### JOB
Extract all of the entries and set them down verbatim.

[Dataset rows]
------------------------------------------------
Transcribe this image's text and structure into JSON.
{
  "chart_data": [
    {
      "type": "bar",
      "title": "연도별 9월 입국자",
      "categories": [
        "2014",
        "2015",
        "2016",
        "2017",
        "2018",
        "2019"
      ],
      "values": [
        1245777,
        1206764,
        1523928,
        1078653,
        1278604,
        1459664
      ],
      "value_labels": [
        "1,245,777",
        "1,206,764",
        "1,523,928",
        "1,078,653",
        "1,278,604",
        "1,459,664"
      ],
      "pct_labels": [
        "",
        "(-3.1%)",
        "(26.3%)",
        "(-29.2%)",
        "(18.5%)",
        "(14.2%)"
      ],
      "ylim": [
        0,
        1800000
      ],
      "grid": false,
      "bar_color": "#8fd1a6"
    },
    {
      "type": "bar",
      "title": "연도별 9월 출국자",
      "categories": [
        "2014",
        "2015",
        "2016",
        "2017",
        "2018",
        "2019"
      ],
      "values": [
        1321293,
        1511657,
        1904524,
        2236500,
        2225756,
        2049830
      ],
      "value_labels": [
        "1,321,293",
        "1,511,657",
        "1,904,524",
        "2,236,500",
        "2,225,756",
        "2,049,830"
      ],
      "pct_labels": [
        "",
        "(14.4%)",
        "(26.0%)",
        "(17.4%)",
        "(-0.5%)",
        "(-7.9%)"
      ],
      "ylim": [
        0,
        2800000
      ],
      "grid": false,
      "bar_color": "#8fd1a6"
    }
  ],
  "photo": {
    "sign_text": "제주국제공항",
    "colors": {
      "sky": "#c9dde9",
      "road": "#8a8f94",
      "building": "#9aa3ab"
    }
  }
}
------------------------------------------------
### ANSWER BELOW
Transcribe this image's text and structure into JSON.
{
  "chart_data": [
    {
      "type": "bar",
      "title": "연도별 9월 입국자",
      "categories": [
        "2014",
        "2015",
        "2016",
        "2017",
        "2018",
        "2019"
      ],
      "values": [
        1245777,
        1206764,
        1523928,
        1078653,
        1278604,
        1459664
      ],
      "value_labels": [
        "1,245,777",
        "1,206,764",
        "1,523,928",
        "1,078,653",
        "1,278,604",
        "1,459,664"
      ],
      "pct_labels": [
        "",
        "(-3.1%)",
        "(26.3%)",
        "(-29.2%)",
        "(18.5%)",
        "(14.2%)"
      ],
      "ylim": [
        0,
        1800000
      ],
      "grid": false,
      "bar_color": "#8fd1a6"
    },
    {
      "type": "bar",
      "title": "연도별 9월 출국자",
      "categories": [
        "2014",
        "2015",
        "2016",
        "2017",
        "2018",
        "2019"
      ],
      "values": [
        1321293,
        1511657,
        1904524,
        2236500,
        2225756,
        2049830
      ],
      "value_labels": [
        "1,321,293",
        "1,511,657",
        "1,904,524",
        "2,236,500",
        "2,225,756",
        "2,049,830"
      ],
      "pct_labels": [
        "",
        "(14.4%)",
        "(26.0%)",
        "(17.4%)",
        "(-0.5%)",
        "(-7.9%)"
      ],
      "ylim": [
        0,
        2800000
      ],
      "grid": false,
      "bar_color": "#8fd1a6"
    }
  ],
  "photo": {
    "sign_text": "제주국제공항",
    "colors": {
      "sky": "#c9dde9",
      "road": "#8a8f94",
      "building": "#9aa3ab"
    }
  }
}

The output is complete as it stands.